[Stored data entries]
════════════════
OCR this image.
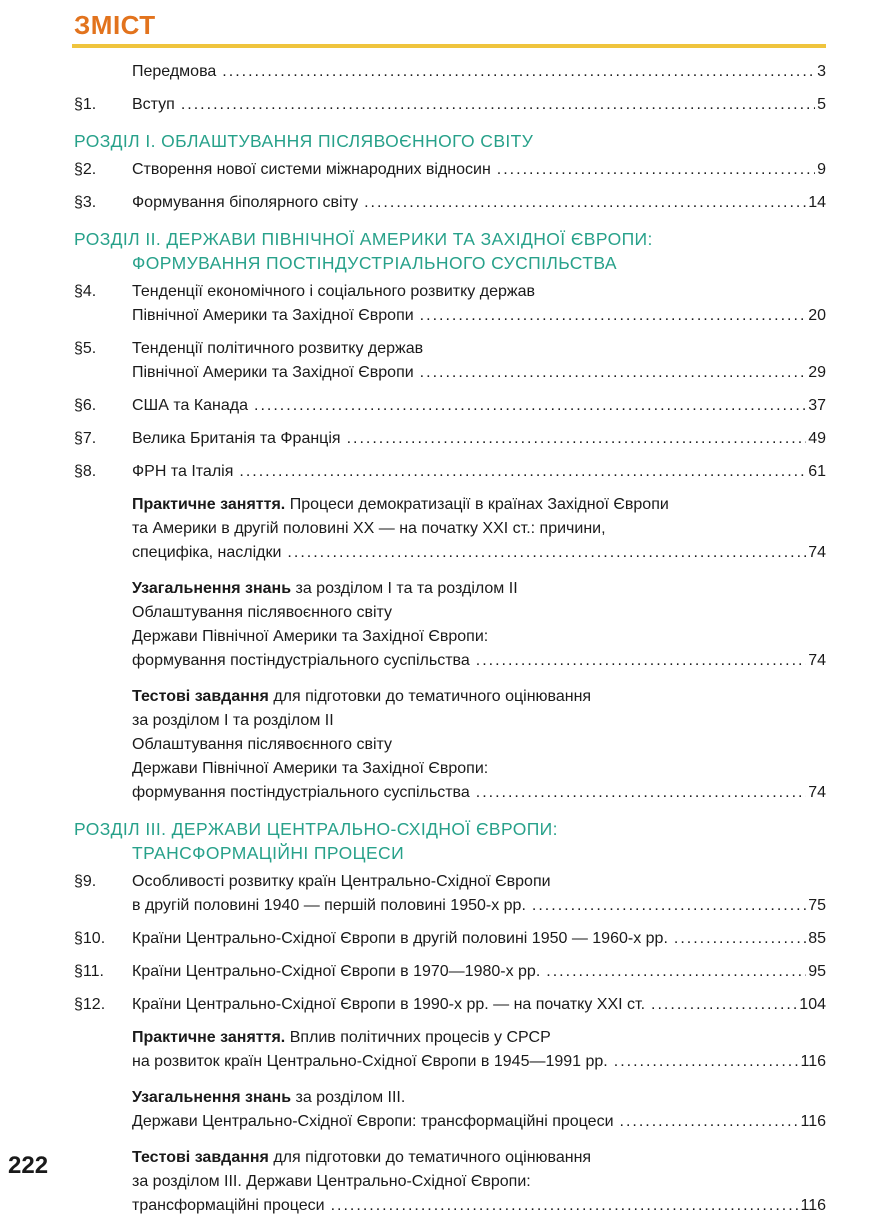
ЗМІСТ
Передмова .....	3
§1.	Вступ .....	5
РОЗДІЛ І. ОБЛАШТУВАННЯ ПІСЛЯВОЄННОГО СВІТУ
§2.	Створення нової системи міжнародних відносин .....	9
§3.	Формування біполярного світу .....	14
РОЗДІЛ ІІ. ДЕРЖАВИ ПІВНІЧНОЇ АМЕРИКИ ТА ЗАХІДНОЇ ЄВРОПИ:
ФОРМУВАННЯ ПОСТІНДУСТРІАЛЬНОГО СУСПІЛЬСТВА
§4.	Тенденції економічного і соціального розвитку держав
Північної Америки та Західної Європи .....	20
§5.	Тенденції політичного розвитку держав
Північної Америки та Західної Європи .....	29
§6.	США та Канада .....	37
§7.	Велика Британія та Франція .....	49
§8.	ФРН та Італія .....	61
Практичне заняття. Процеси демократизації в країнах Західної Європи
та Америки в другій половині XX — на початку XXI ст.: причини,
специфіка, наслідки .....	74
Узагальнення знань за розділом І та та розділом ІІ
Облаштування післявоєнного світу
Держави Північної Америки та Західної Європи:
формування постіндустріального суспільства .....	74
Тестові завдання для підготовки до тематичного оцінювання
за розділом І та розділом ІІ
Облаштування післявоєнного світу
Держави Північної Америки та Західної Європи:
формування постіндустріального суспільства .....	74
РОЗДІЛ ІІІ. ДЕРЖАВИ ЦЕНТРАЛЬНО-СХІДНОЇ ЄВРОПИ:
ТРАНСФОРМАЦІЙНІ ПРОЦЕСИ
§9.	Особливості розвитку країн Центрально-Східної Європи
в другій половині 1940 — першій половині 1950-х рр. .....	75
§10.	Країни Центрально-Східної Європи в другій половині 1950 — 1960-х рр. .....	85
§11.	Країни Центрально-Східної Європи в 1970—1980-х рр. .....	95
§12.	Країни Центрально-Східної Європи в 1990-х рр. — на початку XXI ст. .....	104
Практичне заняття. Вплив політичних процесів у СРСР
на розвиток країн Центрально-Східної Європи в 1945—1991 рр. .....	116
Узагальнення знань за розділом ІІІ.
Держави Центрально-Східної Європи: трансформаційні процеси .....	116
Тестові завдання для підготовки до тематичного оцінювання
за розділом ІІІ. Держави Центрально-Східної Європи:
трансформаційні процеси .....	116
222
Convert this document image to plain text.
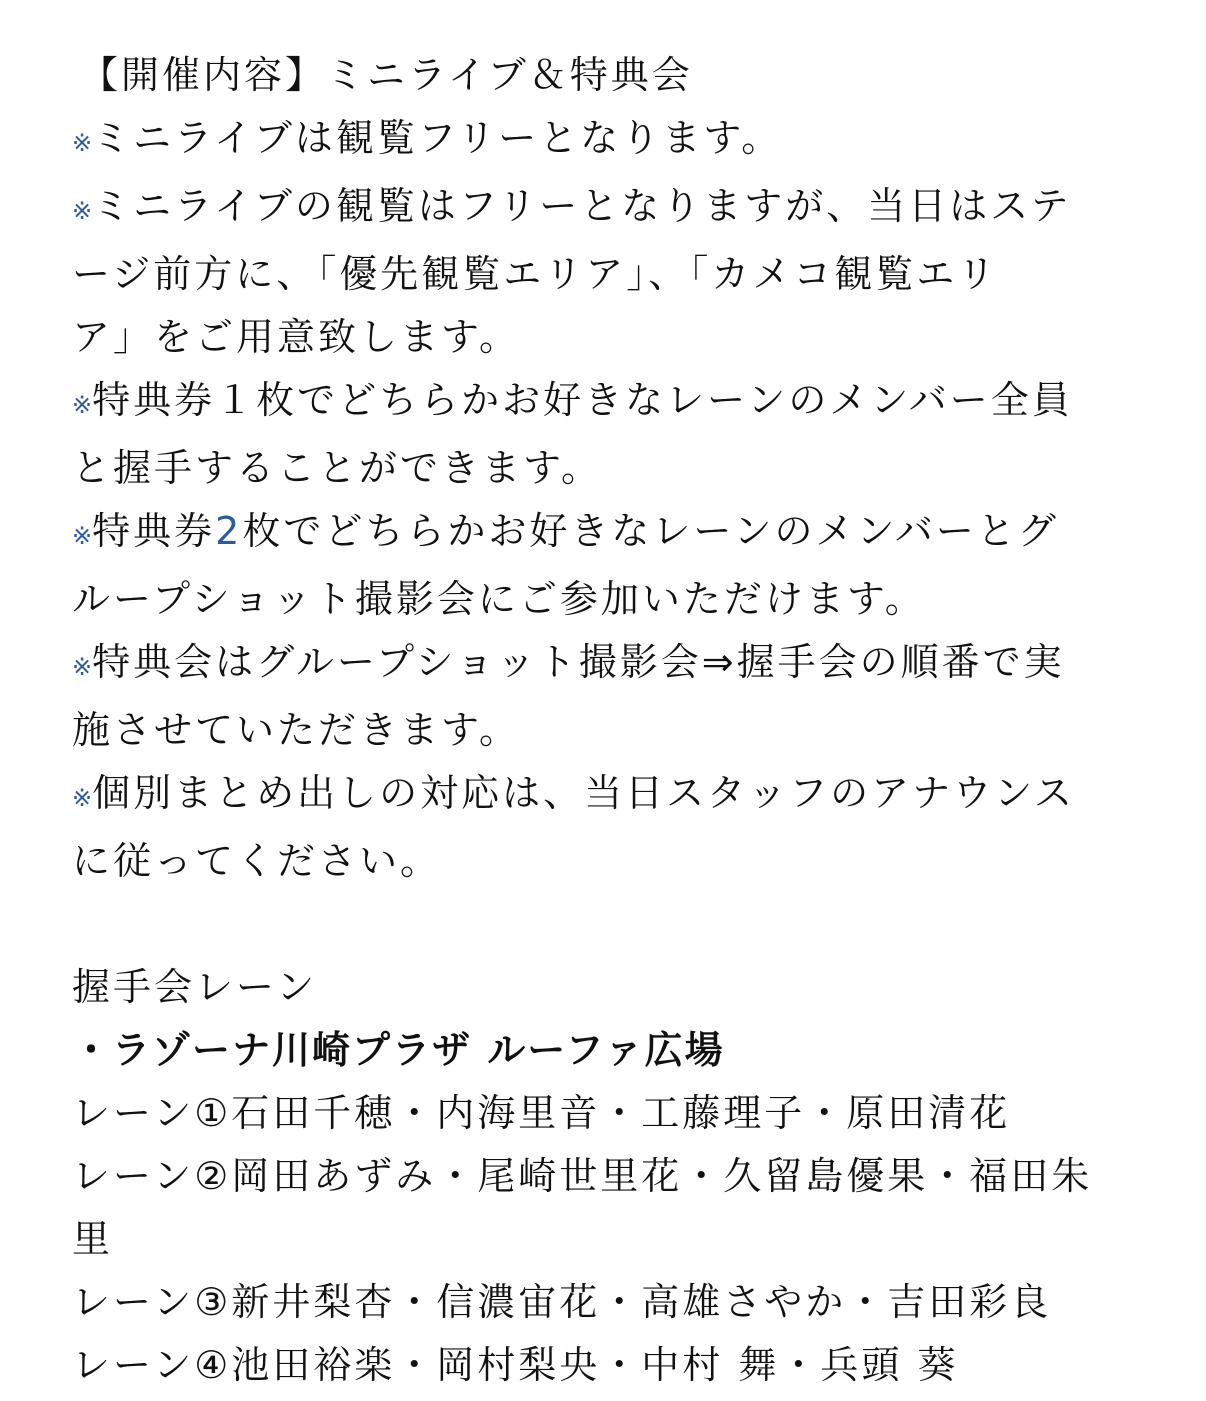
【開催内容】ミニライブ＆特典会
※ミニライブは観覧フリーとなります。
※ミニライブの観覧はフリーとなりますが、当日はステ
ージ前方に、「優先観覧エリア」、「カメコ観覧エリ
ア」をご用意致します。
※特典券１枚でどちらかお好きなレーンのメンバー全員
と握手することができます。
※特典券2枚でどちらかお好きなレーンのメンバーとグ
ループショット撮影会にご参加いただけます。
※特典会はグループショット撮影会⇒握手会の順番で実
施させていただきます。
※個別まとめ出しの対応は、当日スタッフのアナウンス
に従ってください。
握手会レーン
・ラゾーナ川崎プラザ ルーファ広場
レーン①石田千穂・内海里音・工藤理子・原田清花
レーン②岡田あずみ・尾崎世里花・久留島優果・福田朱
里
レーン③新井梨杏・信濃宙花・高雄さやか・吉田彩良
レーン④池田裕楽・岡村梨央・中村 舞・兵頭 葵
════════════════
Can you restate all the records above word for word while dropping the pictures?

OCR this image.
ЗМІСТ
Передмова .....	3
§1.	Вступ .....	5
РОЗДІЛ І. ОБЛАШТУВАННЯ ПІСЛЯВОЄННОГО СВІТУ
§2.	Створення нової системи міжнародних відносин .....	9
§3.	Формування біполярного світу .....	14
РОЗДІЛ ІІ. ДЕРЖАВИ ПІВНІЧНОЇ АМЕРИКИ ТА ЗАХІДНОЇ ЄВРОПИ:
ФОРМУВАННЯ ПОСТІНДУСТРІАЛЬНОГО СУСПІЛЬСТВА
§4.	Тенденції економічного і соціального розвитку держав
Північної Америки та Західної Європи .....	20
§5.	Тенденції політичного розвитку держав
Північної Америки та Західної Європи .....	29
§6.	США та Канада .....	37
§7.	Велика Британія та Франція .....	49
§8.	ФРН та Італія .....	61
Практичне заняття. Процеси демократизації в країнах Західної Європи
та Америки в другій половині XX — на початку XXI ст.: причини,
специфіка, наслідки .....	74
Узагальнення знань за розділом І та та розділом ІІ
Облаштування післявоєнного світу
Держави Північної Америки та Західної Європи:
формування постіндустріального суспільства .....	74
Тестові завдання для підготовки до тематичного оцінювання
за розділом І та розділом ІІ
Облаштування післявоєнного світу
Держави Північної Америки та Західної Європи:
формування постіндустріального суспільства .....	74
РОЗДІЛ ІІІ. ДЕРЖАВИ ЦЕНТРАЛЬНО-СХІДНОЇ ЄВРОПИ:
ТРАНСФОРМАЦІЙНІ ПРОЦЕСИ
§9.	Особливості розвитку країн Центрально-Східної Європи
в другій половині 1940 — першій половині 1950-х рр. .....	75
§10.	Країни Центрально-Східної Європи в другій половині 1950 — 1960-х рр. .....	85
§11.	Країни Центрально-Східної Європи в 1970—1980-х рр. .....	95
§12.	Країни Центрально-Східної Європи в 1990-х рр. — на початку XXI ст. .....	104
Практичне заняття. Вплив політичних процесів у СРСР
на розвиток країн Центрально-Східної Європи в 1945—1991 рр. .....	116
Узагальнення знань за розділом ІІІ.
Держави Центрально-Східної Європи: трансформаційні процеси .....	116
Тестові завдання для підготовки до тематичного оцінювання
за розділом ІІІ. Держави Центрально-Східної Європи:
трансформаційні процеси .....	116
222
Convert this document image to plain text.
【開催内容】ミニライブ＆特典会
※ミニライブは観覧フリーとなります。
※ミニライブの観覧はフリーとなりますが、当日はステ
ージ前方に、「優先観覧エリア」、「カメコ観覧エリ
ア」をご用意致します。
※特典券１枚でどちらかお好きなレーンのメンバー全員
と握手することができます。
※特典券2枚でどちらかお好きなレーンのメンバーとグ
ループショット撮影会にご参加いただけます。
※特典会はグループショット撮影会⇒握手会の順番で実
施させていただきます。
※個別まとめ出しの対応は、当日スタッフのアナウンス
に従ってください。
握手会レーン
・ラゾーナ川崎プラザ ルーファ広場
レーン①石田千穂・内海里音・工藤理子・原田清花
レーン②岡田あずみ・尾崎世里花・久留島優果・福田朱
里
レーン③新井梨杏・信濃宙花・高雄さやか・吉田彩良
レーン④池田裕楽・岡村梨央・中村 舞・兵頭 葵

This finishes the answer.